A line counts if it contains the word "whom" at least once. State how many such lines the records contain, giving the number alone.

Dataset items
::::

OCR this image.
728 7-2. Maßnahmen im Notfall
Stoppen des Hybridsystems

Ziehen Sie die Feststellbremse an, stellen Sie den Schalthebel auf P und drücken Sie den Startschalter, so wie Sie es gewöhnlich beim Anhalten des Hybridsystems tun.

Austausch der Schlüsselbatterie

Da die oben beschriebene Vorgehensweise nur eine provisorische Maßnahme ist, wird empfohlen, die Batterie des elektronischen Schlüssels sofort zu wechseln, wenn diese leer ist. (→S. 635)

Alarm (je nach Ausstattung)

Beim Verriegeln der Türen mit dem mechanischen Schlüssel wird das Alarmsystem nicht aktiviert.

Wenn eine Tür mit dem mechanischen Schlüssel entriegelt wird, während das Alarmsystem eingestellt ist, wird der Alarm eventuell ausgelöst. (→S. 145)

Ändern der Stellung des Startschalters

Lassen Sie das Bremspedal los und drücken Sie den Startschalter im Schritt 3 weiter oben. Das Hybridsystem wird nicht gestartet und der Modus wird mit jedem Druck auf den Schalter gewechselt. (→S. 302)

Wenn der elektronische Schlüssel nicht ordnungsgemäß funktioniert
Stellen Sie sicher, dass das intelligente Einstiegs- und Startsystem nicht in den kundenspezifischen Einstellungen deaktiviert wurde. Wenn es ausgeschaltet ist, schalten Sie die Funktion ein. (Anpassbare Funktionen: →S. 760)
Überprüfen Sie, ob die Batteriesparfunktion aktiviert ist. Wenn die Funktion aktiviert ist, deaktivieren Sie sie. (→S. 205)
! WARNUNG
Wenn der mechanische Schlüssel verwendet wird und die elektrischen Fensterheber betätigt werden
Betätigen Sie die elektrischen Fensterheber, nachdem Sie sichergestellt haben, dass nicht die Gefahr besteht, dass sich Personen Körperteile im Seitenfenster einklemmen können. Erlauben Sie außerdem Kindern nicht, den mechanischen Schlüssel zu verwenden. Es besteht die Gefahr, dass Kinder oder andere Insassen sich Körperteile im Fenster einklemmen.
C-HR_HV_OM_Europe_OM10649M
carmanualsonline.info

::::

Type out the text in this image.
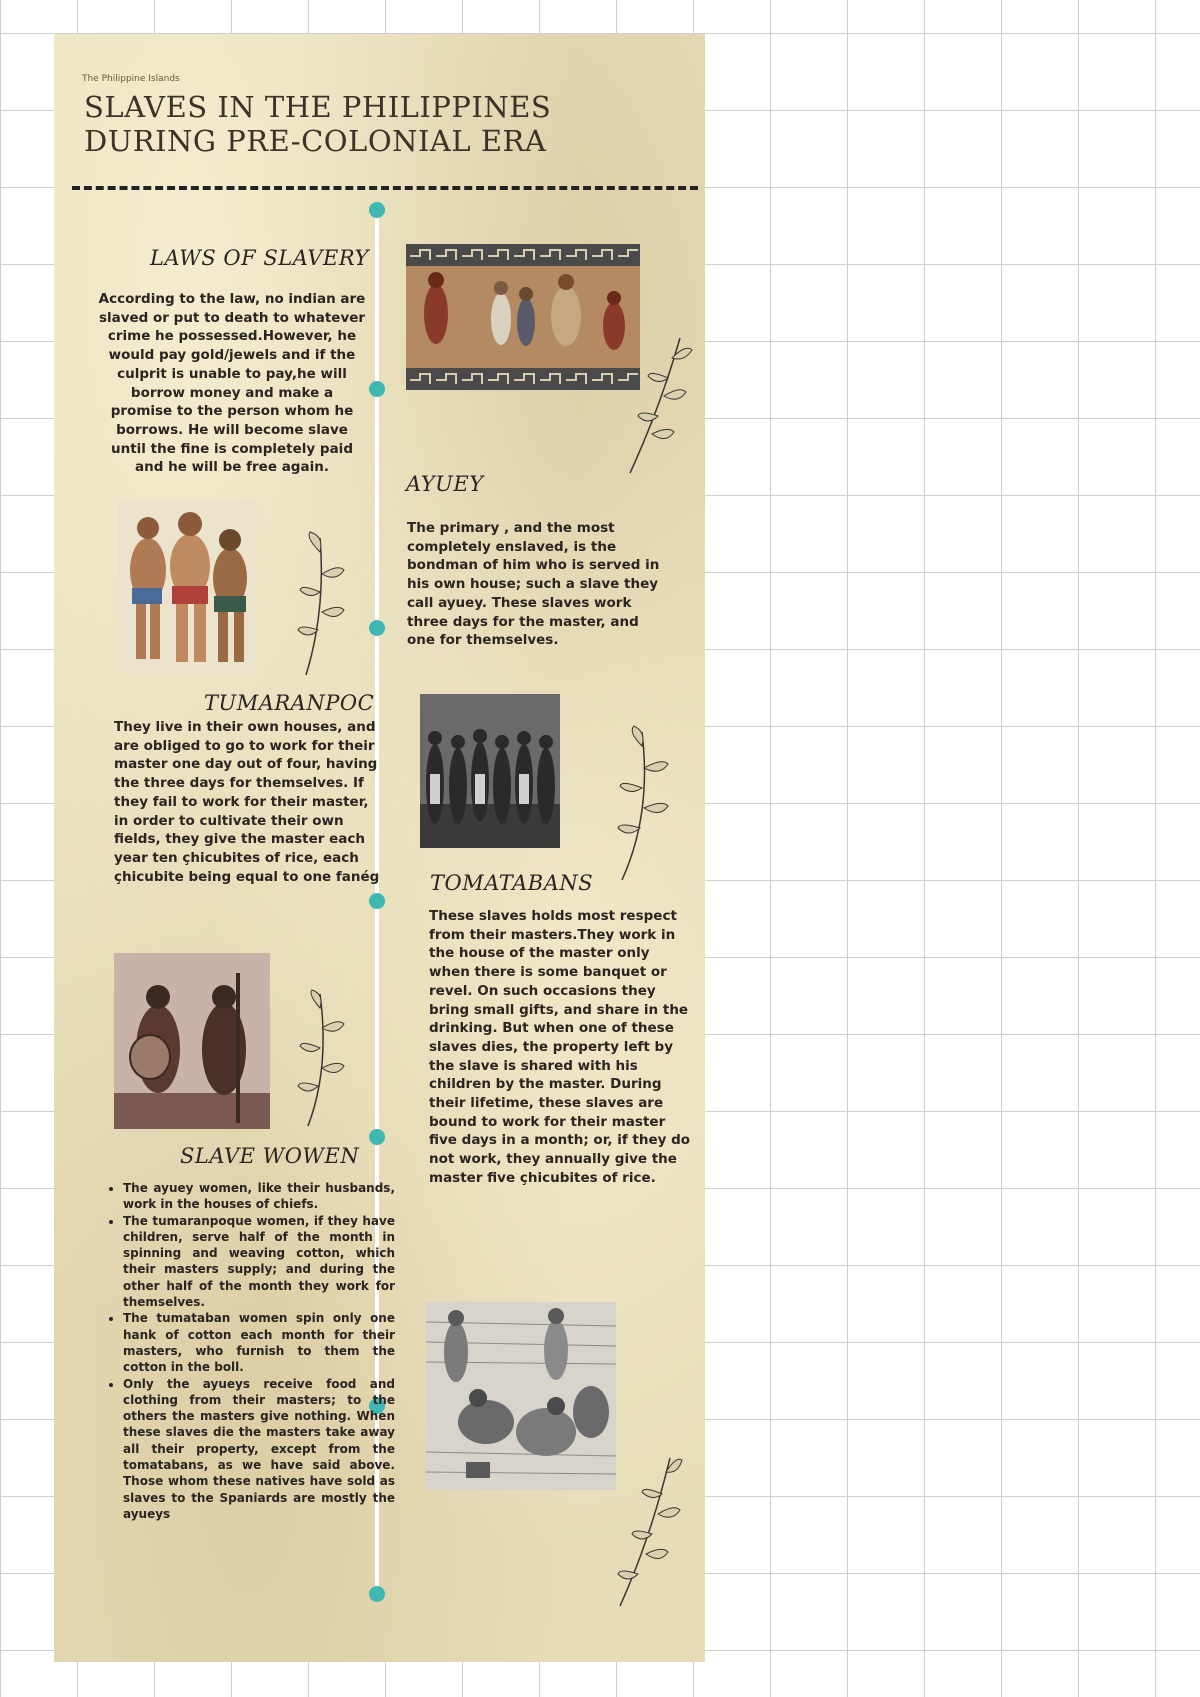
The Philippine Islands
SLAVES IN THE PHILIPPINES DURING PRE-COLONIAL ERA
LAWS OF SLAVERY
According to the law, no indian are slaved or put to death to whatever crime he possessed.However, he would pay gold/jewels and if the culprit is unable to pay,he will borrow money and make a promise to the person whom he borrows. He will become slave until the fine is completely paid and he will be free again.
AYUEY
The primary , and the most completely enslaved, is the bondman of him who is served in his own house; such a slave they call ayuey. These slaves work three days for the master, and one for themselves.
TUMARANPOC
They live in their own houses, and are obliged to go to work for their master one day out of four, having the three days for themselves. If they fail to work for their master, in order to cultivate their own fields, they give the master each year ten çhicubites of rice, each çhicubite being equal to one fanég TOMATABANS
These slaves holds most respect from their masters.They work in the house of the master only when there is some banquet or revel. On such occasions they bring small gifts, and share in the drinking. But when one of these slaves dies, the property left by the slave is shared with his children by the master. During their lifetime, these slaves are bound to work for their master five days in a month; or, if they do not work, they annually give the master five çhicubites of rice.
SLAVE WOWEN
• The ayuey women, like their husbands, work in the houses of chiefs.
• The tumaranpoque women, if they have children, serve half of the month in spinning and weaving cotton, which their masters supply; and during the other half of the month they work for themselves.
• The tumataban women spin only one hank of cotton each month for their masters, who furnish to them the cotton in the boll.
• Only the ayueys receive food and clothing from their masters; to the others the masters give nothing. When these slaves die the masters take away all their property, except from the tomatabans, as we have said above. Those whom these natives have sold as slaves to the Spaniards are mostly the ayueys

::::

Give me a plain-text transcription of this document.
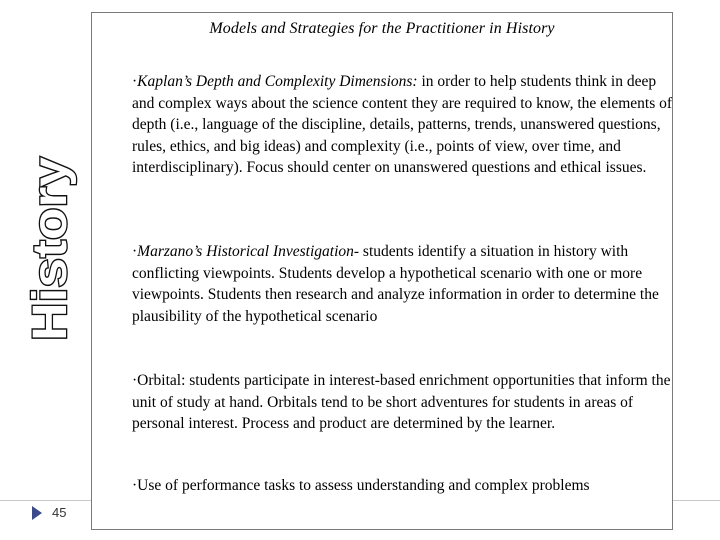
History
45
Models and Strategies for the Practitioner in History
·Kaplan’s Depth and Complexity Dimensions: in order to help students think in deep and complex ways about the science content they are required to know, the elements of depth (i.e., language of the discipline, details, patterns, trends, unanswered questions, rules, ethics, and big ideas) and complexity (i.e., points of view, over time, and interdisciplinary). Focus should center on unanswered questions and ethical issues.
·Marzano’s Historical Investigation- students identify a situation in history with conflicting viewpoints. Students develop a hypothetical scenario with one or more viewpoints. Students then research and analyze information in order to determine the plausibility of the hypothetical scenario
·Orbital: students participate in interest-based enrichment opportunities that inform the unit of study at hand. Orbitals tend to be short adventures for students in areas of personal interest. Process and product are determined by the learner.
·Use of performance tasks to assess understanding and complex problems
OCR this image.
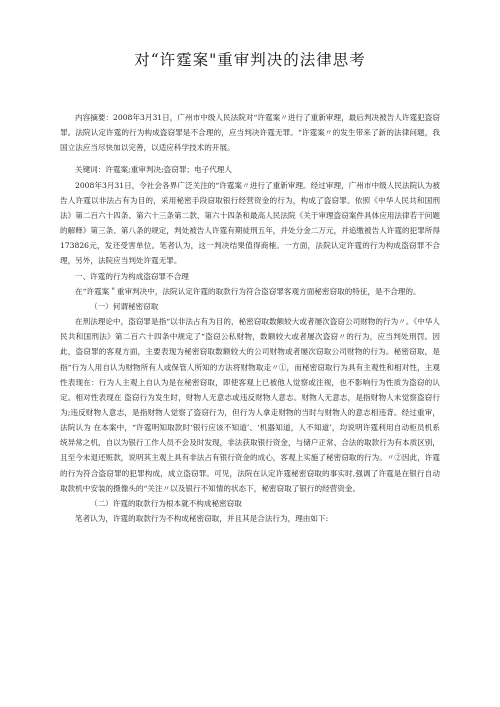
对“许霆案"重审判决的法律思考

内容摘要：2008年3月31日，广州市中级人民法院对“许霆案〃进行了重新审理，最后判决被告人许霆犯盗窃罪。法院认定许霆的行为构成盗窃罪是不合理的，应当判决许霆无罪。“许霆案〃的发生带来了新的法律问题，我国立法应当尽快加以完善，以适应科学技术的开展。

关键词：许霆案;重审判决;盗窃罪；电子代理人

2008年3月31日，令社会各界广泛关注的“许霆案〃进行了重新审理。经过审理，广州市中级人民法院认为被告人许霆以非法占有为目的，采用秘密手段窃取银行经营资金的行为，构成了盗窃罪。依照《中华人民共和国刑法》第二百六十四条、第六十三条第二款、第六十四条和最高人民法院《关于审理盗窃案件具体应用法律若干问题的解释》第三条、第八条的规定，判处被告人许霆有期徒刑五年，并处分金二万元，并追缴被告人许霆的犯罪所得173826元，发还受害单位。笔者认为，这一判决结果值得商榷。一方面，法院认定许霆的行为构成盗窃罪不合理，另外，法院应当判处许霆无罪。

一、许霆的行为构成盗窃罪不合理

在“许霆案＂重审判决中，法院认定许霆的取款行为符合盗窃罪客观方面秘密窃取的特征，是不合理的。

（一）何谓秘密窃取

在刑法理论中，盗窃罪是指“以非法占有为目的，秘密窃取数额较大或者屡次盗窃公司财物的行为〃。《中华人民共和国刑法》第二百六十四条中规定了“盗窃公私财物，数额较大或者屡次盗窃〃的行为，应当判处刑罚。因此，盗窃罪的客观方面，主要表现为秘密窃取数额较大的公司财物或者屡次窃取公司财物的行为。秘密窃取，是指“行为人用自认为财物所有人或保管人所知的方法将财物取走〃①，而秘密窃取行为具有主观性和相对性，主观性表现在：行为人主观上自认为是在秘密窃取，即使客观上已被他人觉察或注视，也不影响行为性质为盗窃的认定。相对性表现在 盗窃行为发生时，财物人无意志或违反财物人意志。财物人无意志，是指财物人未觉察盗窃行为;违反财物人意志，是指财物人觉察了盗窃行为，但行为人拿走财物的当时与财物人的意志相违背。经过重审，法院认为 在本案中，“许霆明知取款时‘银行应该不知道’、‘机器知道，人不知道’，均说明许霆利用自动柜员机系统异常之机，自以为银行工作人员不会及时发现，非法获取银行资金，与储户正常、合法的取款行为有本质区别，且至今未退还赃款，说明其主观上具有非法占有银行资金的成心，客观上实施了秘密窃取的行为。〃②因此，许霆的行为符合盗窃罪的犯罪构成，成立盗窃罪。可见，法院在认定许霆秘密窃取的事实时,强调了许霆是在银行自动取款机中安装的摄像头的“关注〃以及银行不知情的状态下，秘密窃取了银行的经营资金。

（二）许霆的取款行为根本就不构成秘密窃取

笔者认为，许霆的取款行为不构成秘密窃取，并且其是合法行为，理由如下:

::::

→ Exercise response
2